Exact reproduction of the data is required, with images excluded.

-- start of Extracted information --

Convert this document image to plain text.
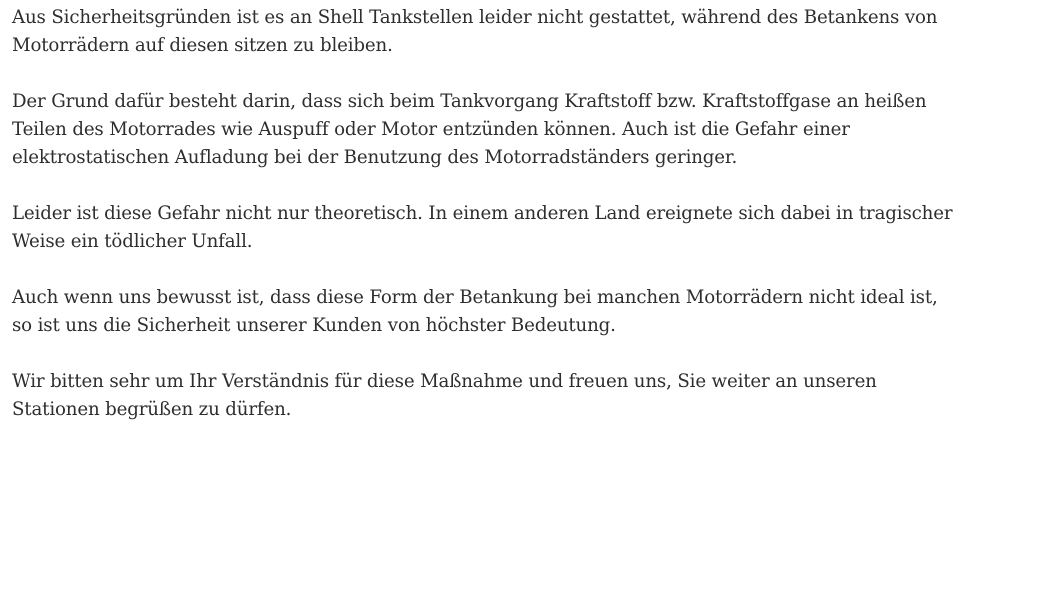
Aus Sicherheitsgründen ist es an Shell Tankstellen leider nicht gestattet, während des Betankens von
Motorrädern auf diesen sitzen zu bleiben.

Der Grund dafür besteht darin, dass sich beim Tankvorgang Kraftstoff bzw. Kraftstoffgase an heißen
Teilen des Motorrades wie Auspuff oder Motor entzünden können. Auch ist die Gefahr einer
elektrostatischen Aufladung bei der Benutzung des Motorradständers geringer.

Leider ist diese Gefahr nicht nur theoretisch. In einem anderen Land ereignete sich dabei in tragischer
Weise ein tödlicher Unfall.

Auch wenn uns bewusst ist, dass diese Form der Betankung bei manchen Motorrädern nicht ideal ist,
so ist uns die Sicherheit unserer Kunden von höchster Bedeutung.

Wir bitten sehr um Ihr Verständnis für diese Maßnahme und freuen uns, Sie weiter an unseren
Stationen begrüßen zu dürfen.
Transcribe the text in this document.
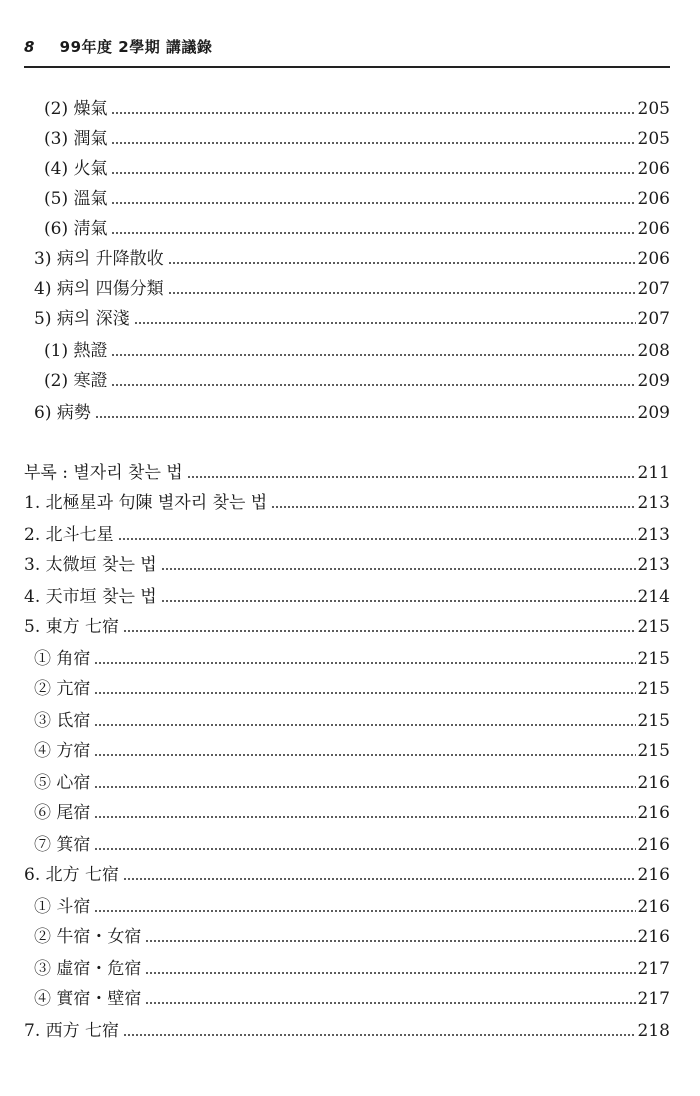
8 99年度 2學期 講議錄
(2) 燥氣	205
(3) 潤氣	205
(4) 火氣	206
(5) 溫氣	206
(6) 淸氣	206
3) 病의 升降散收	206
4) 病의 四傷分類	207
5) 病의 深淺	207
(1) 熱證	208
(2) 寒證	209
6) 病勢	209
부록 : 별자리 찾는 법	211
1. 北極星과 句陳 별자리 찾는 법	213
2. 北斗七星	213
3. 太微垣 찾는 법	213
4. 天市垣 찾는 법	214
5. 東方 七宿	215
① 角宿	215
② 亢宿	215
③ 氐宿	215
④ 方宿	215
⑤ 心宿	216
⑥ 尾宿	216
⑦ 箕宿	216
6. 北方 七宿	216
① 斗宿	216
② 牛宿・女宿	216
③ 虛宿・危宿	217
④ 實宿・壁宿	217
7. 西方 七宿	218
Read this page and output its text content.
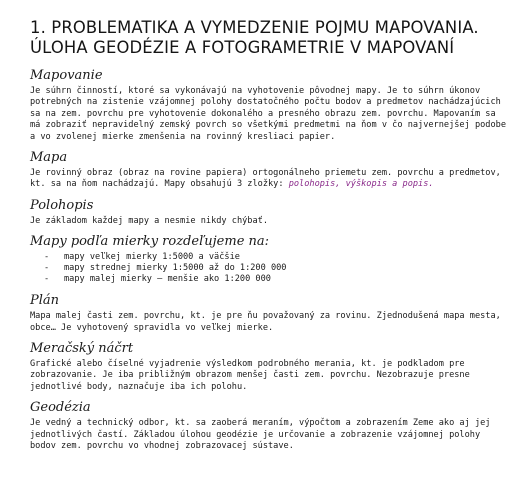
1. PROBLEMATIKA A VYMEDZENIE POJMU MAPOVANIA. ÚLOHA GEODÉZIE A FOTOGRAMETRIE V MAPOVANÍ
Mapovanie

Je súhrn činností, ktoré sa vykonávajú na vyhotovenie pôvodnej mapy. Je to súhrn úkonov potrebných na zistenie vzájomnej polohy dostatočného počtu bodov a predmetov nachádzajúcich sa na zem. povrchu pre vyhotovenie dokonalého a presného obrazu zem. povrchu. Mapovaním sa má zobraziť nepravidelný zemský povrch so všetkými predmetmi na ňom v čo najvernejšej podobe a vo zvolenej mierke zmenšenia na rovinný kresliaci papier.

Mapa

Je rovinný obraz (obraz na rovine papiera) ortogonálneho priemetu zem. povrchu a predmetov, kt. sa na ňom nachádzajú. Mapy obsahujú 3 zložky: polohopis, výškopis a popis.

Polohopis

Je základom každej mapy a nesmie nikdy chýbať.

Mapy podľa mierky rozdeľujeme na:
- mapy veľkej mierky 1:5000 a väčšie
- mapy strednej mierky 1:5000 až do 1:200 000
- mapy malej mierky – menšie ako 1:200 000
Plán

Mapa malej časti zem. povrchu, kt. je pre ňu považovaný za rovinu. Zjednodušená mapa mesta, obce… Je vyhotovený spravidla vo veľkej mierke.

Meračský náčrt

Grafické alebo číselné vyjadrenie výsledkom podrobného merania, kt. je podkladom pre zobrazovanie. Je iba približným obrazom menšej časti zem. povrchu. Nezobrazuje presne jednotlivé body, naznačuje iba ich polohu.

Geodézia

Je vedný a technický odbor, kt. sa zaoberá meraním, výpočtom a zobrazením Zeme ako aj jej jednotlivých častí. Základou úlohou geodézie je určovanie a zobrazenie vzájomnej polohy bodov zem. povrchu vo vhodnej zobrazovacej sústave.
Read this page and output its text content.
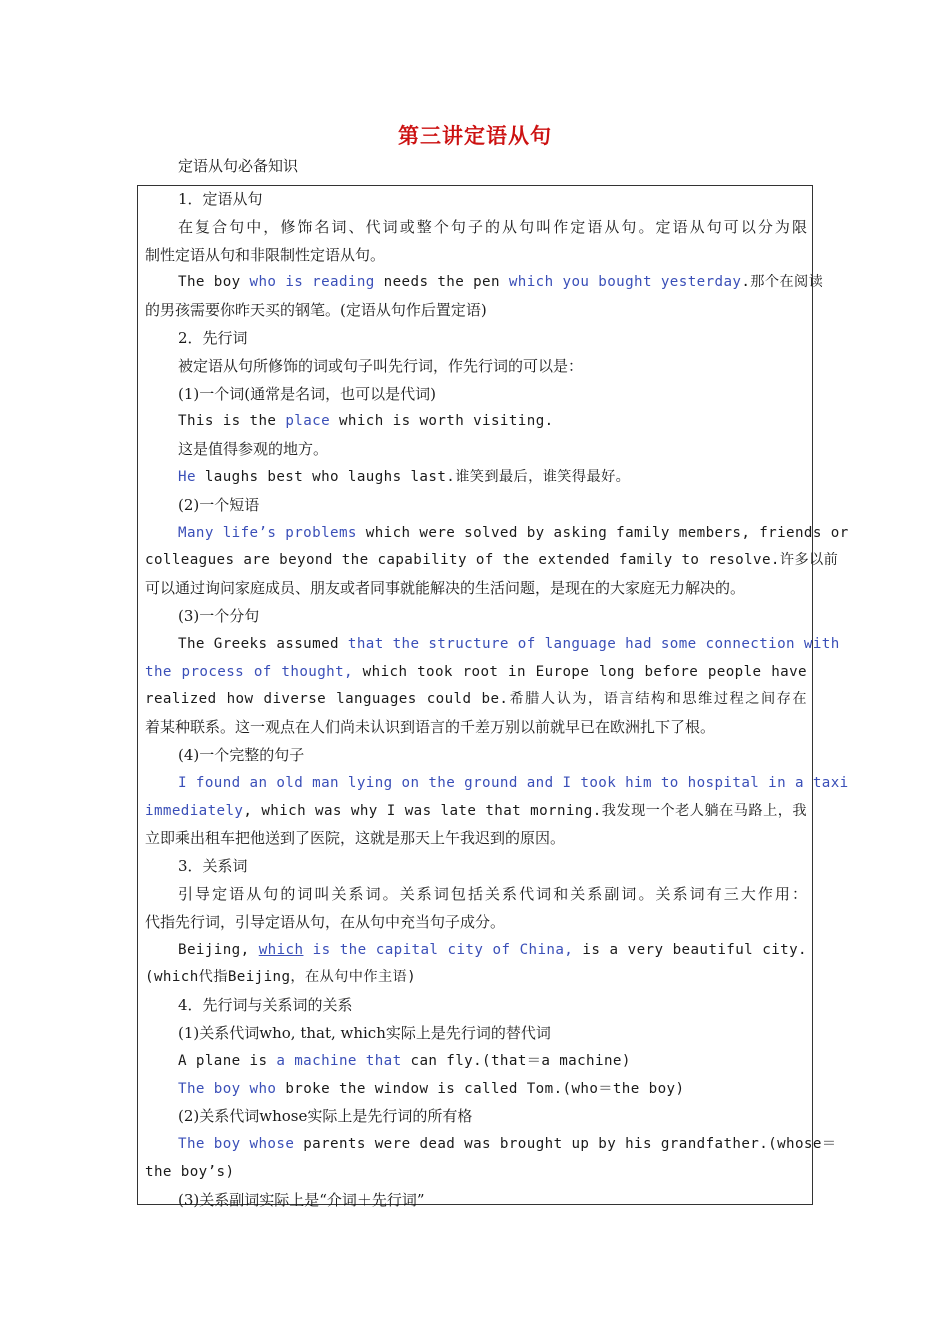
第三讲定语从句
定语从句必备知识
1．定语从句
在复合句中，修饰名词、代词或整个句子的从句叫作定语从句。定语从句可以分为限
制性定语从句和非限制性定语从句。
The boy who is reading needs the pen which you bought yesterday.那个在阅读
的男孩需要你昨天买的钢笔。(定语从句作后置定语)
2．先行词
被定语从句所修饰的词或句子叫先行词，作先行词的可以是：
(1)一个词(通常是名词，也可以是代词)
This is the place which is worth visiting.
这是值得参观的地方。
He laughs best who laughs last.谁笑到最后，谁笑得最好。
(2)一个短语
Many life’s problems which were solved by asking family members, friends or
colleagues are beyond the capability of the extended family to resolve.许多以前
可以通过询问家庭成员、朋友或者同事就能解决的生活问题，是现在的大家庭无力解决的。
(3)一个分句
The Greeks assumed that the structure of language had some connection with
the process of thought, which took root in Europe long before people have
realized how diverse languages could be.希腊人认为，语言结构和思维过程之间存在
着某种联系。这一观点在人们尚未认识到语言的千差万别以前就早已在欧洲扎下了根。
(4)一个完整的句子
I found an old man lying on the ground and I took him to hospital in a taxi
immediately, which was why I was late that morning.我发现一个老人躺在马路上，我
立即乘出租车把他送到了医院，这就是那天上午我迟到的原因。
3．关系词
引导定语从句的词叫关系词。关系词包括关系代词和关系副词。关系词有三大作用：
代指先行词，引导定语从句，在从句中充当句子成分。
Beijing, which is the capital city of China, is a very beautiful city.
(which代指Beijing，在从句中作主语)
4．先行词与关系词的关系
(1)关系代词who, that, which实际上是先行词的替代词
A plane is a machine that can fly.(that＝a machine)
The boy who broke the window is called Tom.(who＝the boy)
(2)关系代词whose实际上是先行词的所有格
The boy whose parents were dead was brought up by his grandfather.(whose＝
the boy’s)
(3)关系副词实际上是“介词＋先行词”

-- end of Extracted information --

Exercise result:
Convert this document image to plain text.
Aus Sicherheitsgründen ist es an Shell Tankstellen leider nicht gestattet, während des Betankens von
Motorrädern auf diesen sitzen zu bleiben.

Der Grund dafür besteht darin, dass sich beim Tankvorgang Kraftstoff bzw. Kraftstoffgase an heißen
Teilen des Motorrades wie Auspuff oder Motor entzünden können. Auch ist die Gefahr einer
elektrostatischen Aufladung bei der Benutzung des Motorradständers geringer.

Leider ist diese Gefahr nicht nur theoretisch. In einem anderen Land ereignete sich dabei in tragischer
Weise ein tödlicher Unfall.

Auch wenn uns bewusst ist, dass diese Form der Betankung bei manchen Motorrädern nicht ideal ist,
so ist uns die Sicherheit unserer Kunden von höchster Bedeutung.

Wir bitten sehr um Ihr Verständnis für diese Maßnahme und freuen uns, Sie weiter an unseren
Stationen begrüßen zu dürfen.
Transcribe the text in this document.
8 99年度 2學期 講議錄
(2) 燥氣	205
(3) 潤氣	205
(4) 火氣	206
(5) 溫氣	206
(6) 淸氣	206
3) 病의 升降散收	206
4) 病의 四傷分類	207
5) 病의 深淺	207
(1) 熱證	208
(2) 寒證	209
6) 病勢	209
부록 : 별자리 찾는 법	211
1. 北極星과 句陳 별자리 찾는 법	213
2. 北斗七星	213
3. 太微垣 찾는 법	213
4. 天市垣 찾는 법	214
5. 東方 七宿	215
① 角宿	215
② 亢宿	215
③ 氐宿	215
④ 方宿	215
⑤ 心宿	216
⑥ 尾宿	216
⑦ 箕宿	216
6. 北方 七宿	216
① 斗宿	216
② 牛宿・女宿	216
③ 虛宿・危宿	217
④ 實宿・壁宿	217
7. 西方 七宿	218
Read this page and output its text content.
1. PROBLEMATIKA A VYMEDZENIE POJMU MAPOVANIA. ÚLOHA GEODÉZIE A FOTOGRAMETRIE V MAPOVANÍ
Mapovanie

Je súhrn činností, ktoré sa vykonávajú na vyhotovenie pôvodnej mapy. Je to súhrn úkonov potrebných na zistenie vzájomnej polohy dostatočného počtu bodov a predmetov nachádzajúcich sa na zem. povrchu pre vyhotovenie dokonalého a presného obrazu zem. povrchu. Mapovaním sa má zobraziť nepravidelný zemský povrch so všetkými predmetmi na ňom v čo najvernejšej podobe a vo zvolenej mierke zmenšenia na rovinný kresliaci papier.

Mapa

Je rovinný obraz (obraz na rovine papiera) ortogonálneho priemetu zem. povrchu a predmetov, kt. sa na ňom nachádzajú. Mapy obsahujú 3 zložky: polohopis, výškopis a popis.

Polohopis

Je základom každej mapy a nesmie nikdy chýbať.

Mapy podľa mierky rozdeľujeme na:
- mapy veľkej mierky 1:5000 a väčšie
- mapy strednej mierky 1:5000 až do 1:200 000
- mapy malej mierky – menšie ako 1:200 000
Plán

Mapa malej časti zem. povrchu, kt. je pre ňu považovaný za rovinu. Zjednodušená mapa mesta, obce… Je vyhotovený spravidla vo veľkej mierke.

Meračský náčrt

Grafické alebo číselné vyjadrenie výsledkom podrobného merania, kt. je podkladom pre zobrazovanie. Je iba približným obrazom menšej časti zem. povrchu. Nezobrazuje presne jednotlivé body, naznačuje iba ich polohu.

Geodézia

Je vedný a technický odbor, kt. sa zaoberá meraním, výpočtom a zobrazením Zeme ako aj jej jednotlivých častí. Základou úlohou geodézie je určovanie a zobrazenie vzájomnej polohy bodov zem. povrchu vo vhodnej zobrazovacej sústave.
Read this page and output its text content.
第三讲定语从句
定语从句必备知识
1．定语从句
在复合句中，修饰名词、代词或整个句子的从句叫作定语从句。定语从句可以分为限
制性定语从句和非限制性定语从句。
The boy who is reading needs the pen which you bought yesterday.那个在阅读
的男孩需要你昨天买的钢笔。(定语从句作后置定语)
2．先行词
被定语从句所修饰的词或句子叫先行词，作先行词的可以是：
(1)一个词(通常是名词，也可以是代词)
This is the place which is worth visiting.
这是值得参观的地方。
He laughs best who laughs last.谁笑到最后，谁笑得最好。
(2)一个短语
Many life’s problems which were solved by asking family members, friends or
colleagues are beyond the capability of the extended family to resolve.许多以前
可以通过询问家庭成员、朋友或者同事就能解决的生活问题，是现在的大家庭无力解决的。
(3)一个分句
The Greeks assumed that the structure of language had some connection with
the process of thought, which took root in Europe long before people have
realized how diverse languages could be.希腊人认为，语言结构和思维过程之间存在
着某种联系。这一观点在人们尚未认识到语言的千差万别以前就早已在欧洲扎下了根。
(4)一个完整的句子
I found an old man lying on the ground and I took him to hospital in a taxi
immediately, which was why I was late that morning.我发现一个老人躺在马路上，我
立即乘出租车把他送到了医院，这就是那天上午我迟到的原因。
3．关系词
引导定语从句的词叫关系词。关系词包括关系代词和关系副词。关系词有三大作用：
代指先行词，引导定语从句，在从句中充当句子成分。
Beijing, which is the capital city of China, is a very beautiful city.
(which代指Beijing，在从句中作主语)
4．先行词与关系词的关系
(1)关系代词who, that, which实际上是先行词的替代词
A plane is a machine that can fly.(that＝a machine)
The boy who broke the window is called Tom.(who＝the boy)
(2)关系代词whose实际上是先行词的所有格
The boy whose parents were dead was brought up by his grandfather.(whose＝
the boy’s)
(3)关系副词实际上是“介词＋先行词”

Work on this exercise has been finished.